- **Problem details**
Return each line of the records with nothing changed, pictures excepted.
>> start
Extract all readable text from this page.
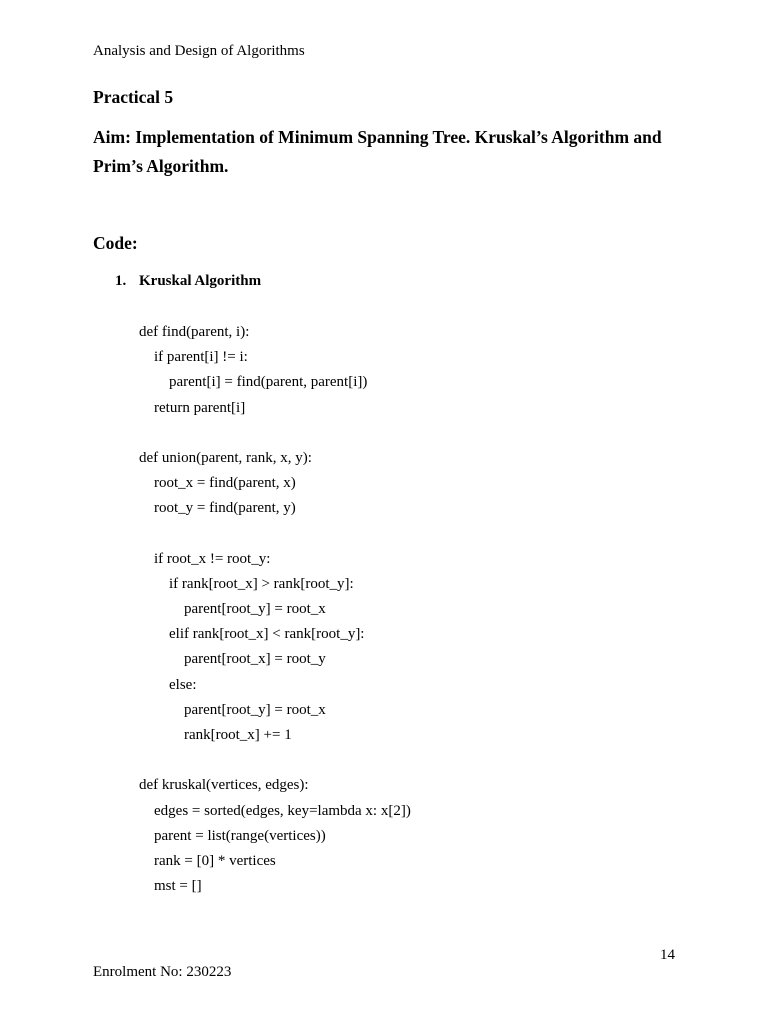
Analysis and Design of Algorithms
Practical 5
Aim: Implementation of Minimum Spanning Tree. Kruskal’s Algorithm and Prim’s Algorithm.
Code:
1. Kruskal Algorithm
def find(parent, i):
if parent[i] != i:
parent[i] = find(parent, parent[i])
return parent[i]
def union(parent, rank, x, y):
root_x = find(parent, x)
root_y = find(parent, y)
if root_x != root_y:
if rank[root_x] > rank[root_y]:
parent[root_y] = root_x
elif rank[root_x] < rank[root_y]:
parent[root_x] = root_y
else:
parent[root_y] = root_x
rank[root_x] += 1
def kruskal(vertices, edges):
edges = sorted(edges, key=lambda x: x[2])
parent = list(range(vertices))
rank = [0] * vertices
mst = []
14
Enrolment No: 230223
>> end
- **Correct result**
Extract all readable text from this page.
Analysis and Design of Algorithms
Practical 5
Aim: Implementation of Minimum Spanning Tree. Kruskal’s Algorithm and Prim’s Algorithm.
Code:
1. Kruskal Algorithm
def find(parent, i):
if parent[i] != i:
parent[i] = find(parent, parent[i])
return parent[i]
def union(parent, rank, x, y):
root_x = find(parent, x)
root_y = find(parent, y)
if root_x != root_y:
if rank[root_x] > rank[root_y]:
parent[root_y] = root_x
elif rank[root_x] < rank[root_y]:
parent[root_x] = root_y
else:
parent[root_y] = root_x
rank[root_x] += 1
def kruskal(vertices, edges):
edges = sorted(edges, key=lambda x: x[2])
parent = list(range(vertices))
rank = [0] * vertices
mst = []
14
Enrolment No: 230223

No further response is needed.